**What is needed:** Copy everything in the data below exactly except the pictures.

Excerpts from a figure dataset
────────────────────
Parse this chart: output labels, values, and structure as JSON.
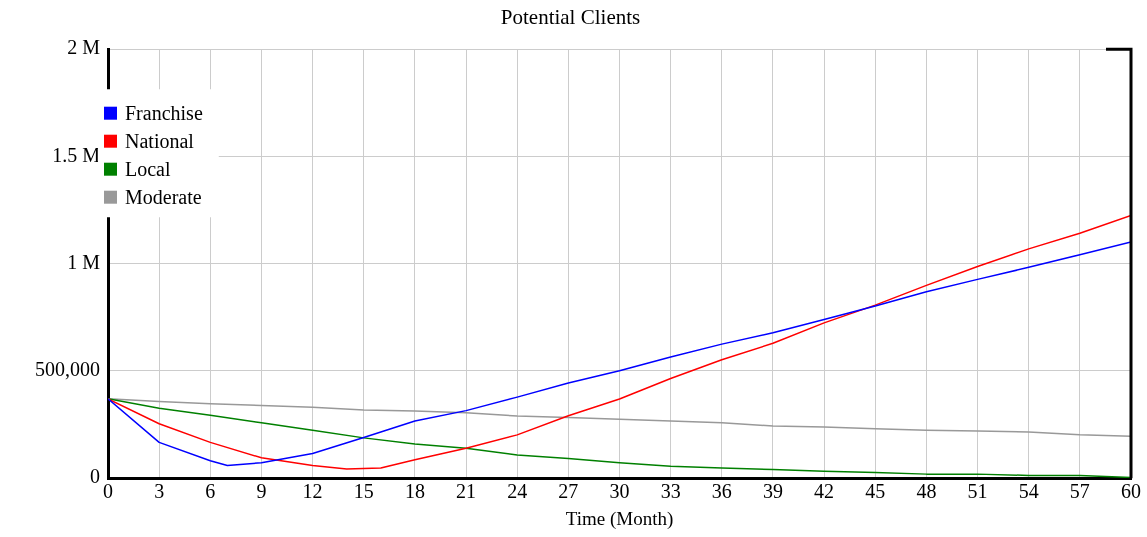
{
  "chart_data": {
    "type": "line",
    "title": "Potential Clients",
    "xlabel": "Time (Month)",
    "xlim": [
      0,
      60
    ],
    "xticks": [
      0,
      3,
      6,
      9,
      12,
      15,
      18,
      21,
      24,
      27,
      30,
      33,
      36,
      39,
      42,
      45,
      48,
      51,
      54,
      57,
      60
    ],
    "ylim": [
      0,
      2000000
    ],
    "yticks": [
      0,
      {
        "value": 500000,
        "label": "500,000"
      },
      {
        "value": 1000000,
        "label": "1 M"
      },
      {
        "value": 1500000,
        "label": "1.5 M"
      },
      {
        "value": 2000000,
        "label": "2 M"
      }
    ],
    "grid": true,
    "legend": "top left",
    "marker": "none",
    "line_style": "solid",
    "series": [
      {
        "name": "Franchise",
        "color": "#0000ff",
        "x": [
          0,
          3,
          6,
          7,
          9,
          12,
          15,
          18,
          21,
          24,
          27,
          30,
          33,
          36,
          39,
          42,
          45,
          48,
          51,
          54,
          57,
          60
        ],
        "values": [
          370000,
          167000,
          81000,
          59000,
          72000,
          115000,
          190000,
          267000,
          315000,
          378000,
          444000,
          501000,
          565000,
          625000,
          678000,
          740000,
          803000,
          869000,
          927000,
          983000,
          1042000,
          1101000
        ]
      },
      {
        "name": "National",
        "color": "#ff0000",
        "x": [
          0,
          3,
          6,
          9,
          12,
          14,
          16,
          18,
          21,
          24,
          27,
          30,
          33,
          36,
          39,
          42,
          45,
          48,
          51,
          54,
          57,
          60
        ],
        "values": [
          370000,
          254000,
          167000,
          95000,
          59000,
          43000,
          48000,
          86000,
          140000,
          202000,
          291000,
          369000,
          465000,
          552000,
          629000,
          724000,
          807000,
          899000,
          987000,
          1069000,
          1142000,
          1225000
        ]
      },
      {
        "name": "Local",
        "color": "#008000",
        "x": [
          0,
          3,
          6,
          9,
          12,
          15,
          18,
          21,
          24,
          27,
          30,
          33,
          36,
          39,
          42,
          45,
          48,
          51,
          54,
          57,
          60
        ],
        "values": [
          370000,
          326000,
          294000,
          258000,
          223000,
          188000,
          159000,
          140000,
          108000,
          92000,
          72000,
          56000,
          48000,
          40000,
          32000,
          27000,
          19000,
          19000,
          13000,
          13000,
          3000
        ]
      },
      {
        "name": "Moderate",
        "color": "#999999",
        "x": [
          0,
          3,
          6,
          9,
          12,
          15,
          18,
          21,
          24,
          27,
          30,
          33,
          36,
          39,
          42,
          45,
          48,
          51,
          54,
          57,
          60
        ],
        "values": [
          370000,
          358000,
          347000,
          339000,
          331000,
          318000,
          313000,
          305000,
          290000,
          283000,
          275000,
          267000,
          259000,
          243000,
          239000,
          231000,
          223000,
          220000,
          215000,
          202000,
          196000
        ]
      }
    ]
  }
}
────────────────────
**The reply:**
Parse this chart: output labels, values, and structure as JSON.
{
  "chart_data": {
    "type": "line",
    "title": "Potential Clients",
    "xlabel": "Time (Month)",
    "xlim": [
      0,
      60
    ],
    "xticks": [
      0,
      3,
      6,
      9,
      12,
      15,
      18,
      21,
      24,
      27,
      30,
      33,
      36,
      39,
      42,
      45,
      48,
      51,
      54,
      57,
      60
    ],
    "ylim": [
      0,
      2000000
    ],
    "yticks": [
      0,
      {
        "value": 500000,
        "label": "500,000"
      },
      {
        "value": 1000000,
        "label": "1 M"
      },
      {
        "value": 1500000,
        "label": "1.5 M"
      },
      {
        "value": 2000000,
        "label": "2 M"
      }
    ],
    "grid": true,
    "legend": "top left",
    "marker": "none",
    "line_style": "solid",
    "series": [
      {
        "name": "Franchise",
        "color": "#0000ff",
        "x": [
          0,
          3,
          6,
          7,
          9,
          12,
          15,
          18,
          21,
          24,
          27,
          30,
          33,
          36,
          39,
          42,
          45,
          48,
          51,
          54,
          57,
          60
        ],
        "values": [
          370000,
          167000,
          81000,
          59000,
          72000,
          115000,
          190000,
          267000,
          315000,
          378000,
          444000,
          501000,
          565000,
          625000,
          678000,
          740000,
          803000,
          869000,
          927000,
          983000,
          1042000,
          1101000
        ]
      },
      {
        "name": "National",
        "color": "#ff0000",
        "x": [
          0,
          3,
          6,
          9,
          12,
          14,
          16,
          18,
          21,
          24,
          27,
          30,
          33,
          36,
          39,
          42,
          45,
          48,
          51,
          54,
          57,
          60
        ],
        "values": [
          370000,
          254000,
          167000,
          95000,
          59000,
          43000,
          48000,
          86000,
          140000,
          202000,
          291000,
          369000,
          465000,
          552000,
          629000,
          724000,
          807000,
          899000,
          987000,
          1069000,
          1142000,
          1225000
        ]
      },
      {
        "name": "Local",
        "color": "#008000",
        "x": [
          0,
          3,
          6,
          9,
          12,
          15,
          18,
          21,
          24,
          27,
          30,
          33,
          36,
          39,
          42,
          45,
          48,
          51,
          54,
          57,
          60
        ],
        "values": [
          370000,
          326000,
          294000,
          258000,
          223000,
          188000,
          159000,
          140000,
          108000,
          92000,
          72000,
          56000,
          48000,
          40000,
          32000,
          27000,
          19000,
          19000,
          13000,
          13000,
          3000
        ]
      },
      {
        "name": "Moderate",
        "color": "#999999",
        "x": [
          0,
          3,
          6,
          9,
          12,
          15,
          18,
          21,
          24,
          27,
          30,
          33,
          36,
          39,
          42,
          45,
          48,
          51,
          54,
          57,
          60
        ],
        "values": [
          370000,
          358000,
          347000,
          339000,
          331000,
          318000,
          313000,
          305000,
          290000,
          283000,
          275000,
          267000,
          259000,
          243000,
          239000,
          231000,
          223000,
          220000,
          215000,
          202000,
          196000
        ]
      }
    ]
  }
}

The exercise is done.